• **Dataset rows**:
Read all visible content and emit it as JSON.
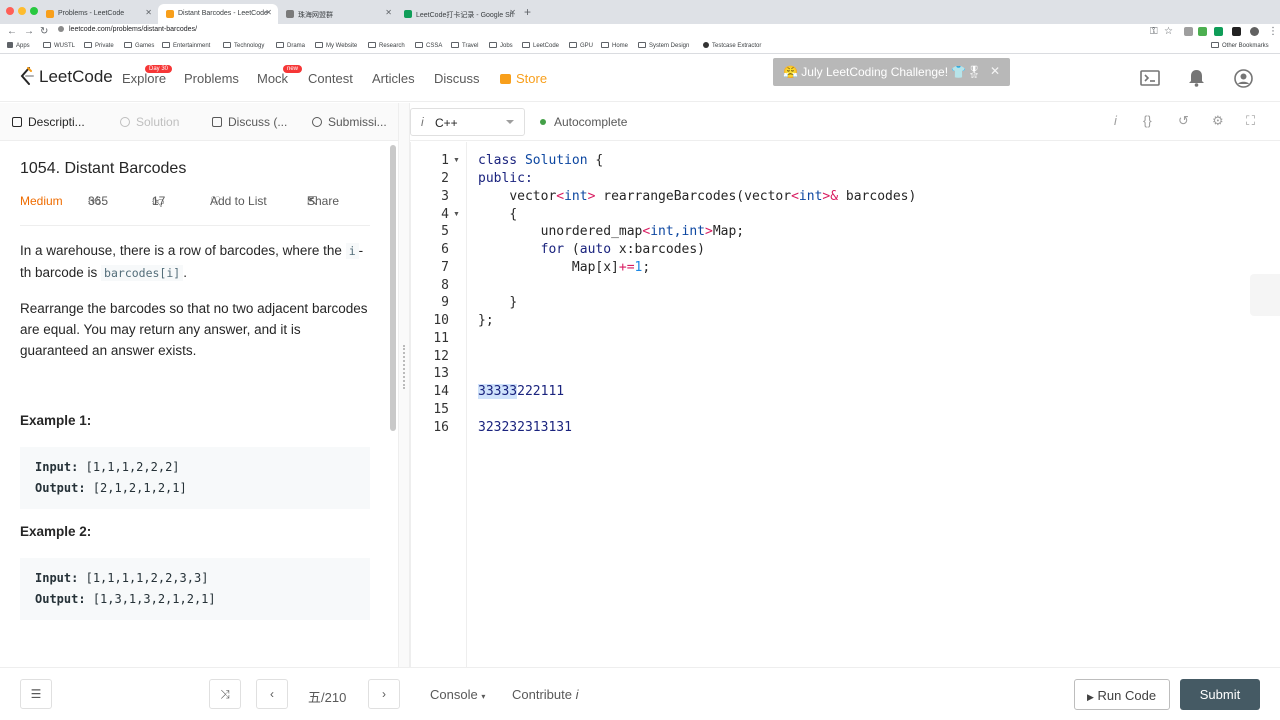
{
  "browser": {
    "tabs": [
      {
        "title": "Problems - LeetCode",
        "color": "#f89f1b"
      },
      {
        "title": "Distant Barcodes - LeetCode",
        "color": "#f89f1b"
      },
      {
        "title": "珠海网盟群",
        "color": "#7a7a7a"
      },
      {
        "title": "LeetCode打卡记录 - Google Sh",
        "color": "#0f9d58"
      }
    ],
    "url": "leetcode.com/problems/distant-barcodes/",
    "bookmarks": [
      "Apps",
      "WUSTL",
      "Private",
      "Games",
      "Entertainment",
      "Technology",
      "Drama",
      "My Website",
      "Research",
      "CSSA",
      "Travel",
      "Jobs",
      "LeetCode",
      "GPU",
      "Home",
      "System Design",
      "Testcase Extractor"
    ],
    "other_bookmarks": "Other Bookmarks"
  },
  "nav": {
    "logo": "LeetCode",
    "explore": "Explore",
    "explore_badge": "Day 30",
    "problems": "Problems",
    "mock": "Mock",
    "mock_badge": "new",
    "contest": "Contest",
    "articles": "Articles",
    "discuss": "Discuss",
    "store": "Store",
    "challenge": "July LeetCoding Challenge!",
    "challenge_emoji": "😤",
    "challenge_gifts": "👕🎖",
    "challenge_close": "✕"
  },
  "left_tabs": {
    "description": "Descripti...",
    "solution": "Solution",
    "discuss": "Discuss (...",
    "submissions": "Submissi..."
  },
  "problem": {
    "title": "1054. Distant Barcodes",
    "difficulty": "Medium",
    "likes": "365",
    "dislikes": "17",
    "add_to_list": "Add to List",
    "share": "Share",
    "p1_a": "In a warehouse, there is a row of barcodes, where the ",
    "p1_code1": "i",
    "p1_b": "-th barcode is ",
    "p1_code2": "barcodes[i]",
    "p1_c": ".",
    "p2": "Rearrange the barcodes so that no two adjacent barcodes are equal.  You may return any answer, and it is guaranteed an answer exists.",
    "example1_title": "Example 1:",
    "example1_input_label": "Input:",
    "example1_input": "[1,1,1,2,2,2]",
    "example1_output_label": "Output:",
    "example1_output": "[2,1,2,1,2,1]",
    "example2_title": "Example 2:",
    "example2_input_label": "Input:",
    "example2_input": "[1,1,1,1,2,2,3,3]",
    "example2_output_label": "Output:",
    "example2_output": "[1,3,1,3,2,1,2,1]"
  },
  "editor": {
    "language": "C++",
    "autocomplete": "Autocomplete",
    "line_numbers": [
      "1",
      "2",
      "3",
      "4",
      "5",
      "6",
      "7",
      "8",
      "9",
      "10",
      "11",
      "12",
      "13",
      "14",
      "15",
      "16"
    ],
    "l1_kw": "class",
    "l1_name": "Solution",
    "l1_rest": " {",
    "l2": "public:",
    "l3_a": "vector",
    "l3_b": "<",
    "l3_c": "int",
    "l3_d": ">",
    "l3_e": " rearrangeBarcodes(vector",
    "l3_f": "<",
    "l3_g": "int",
    "l3_h": ">&",
    "l3_i": " barcodes)",
    "l4": "{",
    "l5_a": "unordered_map",
    "l5_b": "<",
    "l5_c": "int,int",
    "l5_d": ">",
    "l5_e": "Map;",
    "l6_a": "for",
    "l6_b": " (",
    "l6_c": "auto",
    "l6_d": " x:barcodes)",
    "l7_a": "Map[x]",
    "l7_b": "+=",
    "l7_c": "1",
    "l7_d": ";",
    "l9": "}",
    "l10": "};",
    "l14_sel": "33333",
    "l14_rest": "222111",
    "l16": "323232313131"
  },
  "bottom": {
    "pager": "五/210",
    "console": "Console",
    "contribute": "Contribute",
    "run_code": "Run Code",
    "submit": "Submit"
  }
}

• **Problem description**:
Every line above should be returned word for word, with the pictures left behind.

• **Written answer**:
Read all visible content and emit it as JSON.
{
  "browser": {
    "tabs": [
      {
        "title": "Problems - LeetCode",
        "color": "#f89f1b"
      },
      {
        "title": "Distant Barcodes - LeetCode",
        "color": "#f89f1b"
      },
      {
        "title": "珠海网盟群",
        "color": "#7a7a7a"
      },
      {
        "title": "LeetCode打卡记录 - Google Sh",
        "color": "#0f9d58"
      }
    ],
    "url": "leetcode.com/problems/distant-barcodes/",
    "bookmarks": [
      "Apps",
      "WUSTL",
      "Private",
      "Games",
      "Entertainment",
      "Technology",
      "Drama",
      "My Website",
      "Research",
      "CSSA",
      "Travel",
      "Jobs",
      "LeetCode",
      "GPU",
      "Home",
      "System Design",
      "Testcase Extractor"
    ],
    "other_bookmarks": "Other Bookmarks"
  },
  "nav": {
    "logo": "LeetCode",
    "explore": "Explore",
    "explore_badge": "Day 30",
    "problems": "Problems",
    "mock": "Mock",
    "mock_badge": "new",
    "contest": "Contest",
    "articles": "Articles",
    "discuss": "Discuss",
    "store": "Store",
    "challenge": "July LeetCoding Challenge!",
    "challenge_emoji": "😤",
    "challenge_gifts": "👕🎖",
    "challenge_close": "✕"
  },
  "left_tabs": {
    "description": "Descripti...",
    "solution": "Solution",
    "discuss": "Discuss (...",
    "submissions": "Submissi..."
  },
  "problem": {
    "title": "1054. Distant Barcodes",
    "difficulty": "Medium",
    "likes": "365",
    "dislikes": "17",
    "add_to_list": "Add to List",
    "share": "Share",
    "p1_a": "In a warehouse, there is a row of barcodes, where the ",
    "p1_code1": "i",
    "p1_b": "-th barcode is ",
    "p1_code2": "barcodes[i]",
    "p1_c": ".",
    "p2": "Rearrange the barcodes so that no two adjacent barcodes are equal.  You may return any answer, and it is guaranteed an answer exists.",
    "example1_title": "Example 1:",
    "example1_input_label": "Input:",
    "example1_input": "[1,1,1,2,2,2]",
    "example1_output_label": "Output:",
    "example1_output": "[2,1,2,1,2,1]",
    "example2_title": "Example 2:",
    "example2_input_label": "Input:",
    "example2_input": "[1,1,1,1,2,2,3,3]",
    "example2_output_label": "Output:",
    "example2_output": "[1,3,1,3,2,1,2,1]"
  },
  "editor": {
    "language": "C++",
    "autocomplete": "Autocomplete",
    "line_numbers": [
      "1",
      "2",
      "3",
      "4",
      "5",
      "6",
      "7",
      "8",
      "9",
      "10",
      "11",
      "12",
      "13",
      "14",
      "15",
      "16"
    ],
    "l1_kw": "class",
    "l1_name": "Solution",
    "l1_rest": " {",
    "l2": "public:",
    "l3_a": "vector",
    "l3_b": "<",
    "l3_c": "int",
    "l3_d": ">",
    "l3_e": " rearrangeBarcodes(vector",
    "l3_f": "<",
    "l3_g": "int",
    "l3_h": ">&",
    "l3_i": " barcodes)",
    "l4": "{",
    "l5_a": "unordered_map",
    "l5_b": "<",
    "l5_c": "int,int",
    "l5_d": ">",
    "l5_e": "Map;",
    "l6_a": "for",
    "l6_b": " (",
    "l6_c": "auto",
    "l6_d": " x:barcodes)",
    "l7_a": "Map[x]",
    "l7_b": "+=",
    "l7_c": "1",
    "l7_d": ";",
    "l9": "}",
    "l10": "};",
    "l14_sel": "33333",
    "l14_rest": "222111",
    "l16": "323232313131"
  },
  "bottom": {
    "pager": "五/210",
    "console": "Console",
    "contribute": "Contribute",
    "run_code": "Run Code",
    "submit": "Submit"
  }
}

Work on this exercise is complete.